**Work to be completed:** Reproduce the listing below character for character; drop every image.

**Supplied information:**
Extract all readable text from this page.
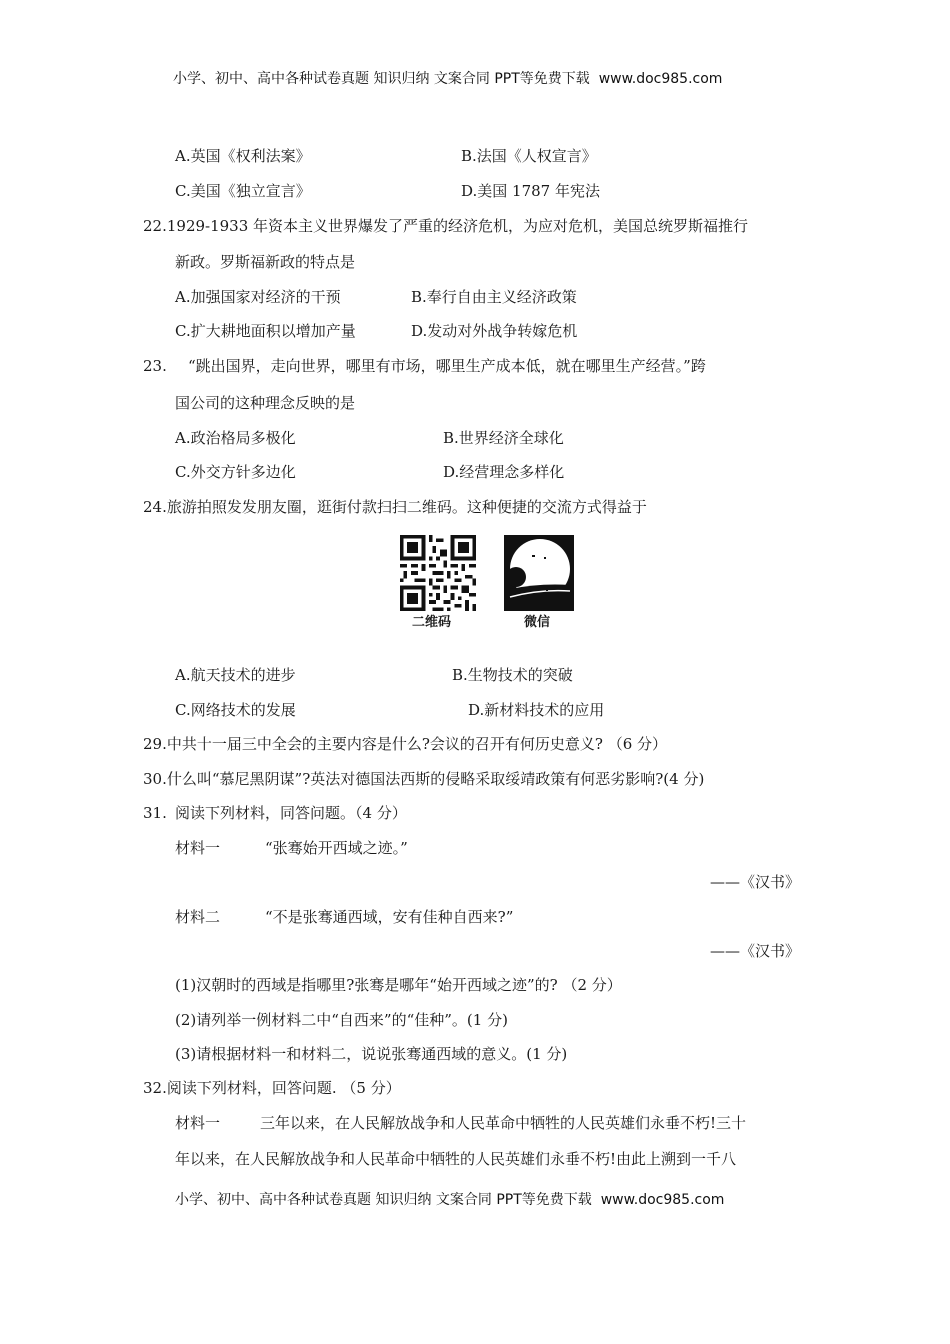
小学、初中、高中各种试卷真题 知识归纳 文案合同 PPT等免费下载 www.doc985.com
A.英国《权利法案》	B.法国《人权宣言》
C.美国《独立宣言》	D.美国 1787 年宪法
22.1929-1933 年资本主义世界爆发了严重的经济危机，为应对危机，美国总统罗斯福推行
新政。罗斯福新政的特点是
A.加强国家对经济的干预	B.奉行自由主义经济政策
C.扩大耕地面积以增加产量	D.发动对外战争转嫁危机
23. “跳出国界，走向世界，哪里有市场，哪里生产成本低，就在哪里生产经营。”跨
国公司的这种理念反映的是
A.政治格局多极化	B.世界经济全球化
C.外交方针多边化	D.经营理念多样化
24.旅游拍照发发朋友圈，逛街付款扫扫二维码。这种便捷的交流方式得益于
二维码	微信
A.航天技术的进步	B.生物技术的突破
C.网络技术的发展	D.新材料技术的应用
29.中共十一届三中全会的主要内容是什么?会议的召开有何历史意义? （6 分）
30.什么叫“慕尼黑阴谋”?英法对德国法西斯的侵略采取绥靖政策有何恶劣影响?(4 分)
31. 阅读下列材料，同答问题。（4 分）
材料一	“张骞始开西域之迹。”
——《汉书》
材料二	“不是张骞通西域，安有佳种自西来?”
——《汉书》
(1)汉朝时的西域是指哪里?张骞是哪年“始开西域之迹”的? （2 分）
(2)请列举一例材料二中“自西来”的“佳种”。(1 分)
(3)请根据材料一和材料二，说说张骞通西域的意义。(1 分)
32.阅读下列材料，回答问题. （5 分）
材料一	三年以来，在人民解放战争和人民革命中牺牲的人民英雄们永垂不朽!三十
年以来，在人民解放战争和人民革命中牺牲的人民英雄们永垂不朽!由此上溯到一千八
小学、初中、高中各种试卷真题 知识归纳 文案合同 PPT等免费下载 www.doc985.com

**Answer for this exercise:**
Extract all readable text from this page.
小学、初中、高中各种试卷真题 知识归纳 文案合同 PPT等免费下载 www.doc985.com
A.英国《权利法案》	B.法国《人权宣言》
C.美国《独立宣言》	D.美国 1787 年宪法
22.1929-1933 年资本主义世界爆发了严重的经济危机，为应对危机，美国总统罗斯福推行
新政。罗斯福新政的特点是
A.加强国家对经济的干预	B.奉行自由主义经济政策
C.扩大耕地面积以增加产量	D.发动对外战争转嫁危机
23. “跳出国界，走向世界，哪里有市场，哪里生产成本低，就在哪里生产经营。”跨
国公司的这种理念反映的是
A.政治格局多极化	B.世界经济全球化
C.外交方针多边化	D.经营理念多样化
24.旅游拍照发发朋友圈，逛街付款扫扫二维码。这种便捷的交流方式得益于
二维码	微信
A.航天技术的进步	B.生物技术的突破
C.网络技术的发展	D.新材料技术的应用
29.中共十一届三中全会的主要内容是什么?会议的召开有何历史意义? （6 分）
30.什么叫“慕尼黑阴谋”?英法对德国法西斯的侵略采取绥靖政策有何恶劣影响?(4 分)
31. 阅读下列材料，同答问题。（4 分）
材料一	“张骞始开西域之迹。”
——《汉书》
材料二	“不是张骞通西域，安有佳种自西来?”
——《汉书》
(1)汉朝时的西域是指哪里?张骞是哪年“始开西域之迹”的? （2 分）
(2)请列举一例材料二中“自西来”的“佳种”。(1 分)
(3)请根据材料一和材料二，说说张骞通西域的意义。(1 分)
32.阅读下列材料，回答问题. （5 分）
材料一	三年以来，在人民解放战争和人民革命中牺牲的人民英雄们永垂不朽!三十
年以来，在人民解放战争和人民革命中牺牲的人民英雄们永垂不朽!由此上溯到一千八
小学、初中、高中各种试卷真题 知识归纳 文案合同 PPT等免费下载 www.doc985.com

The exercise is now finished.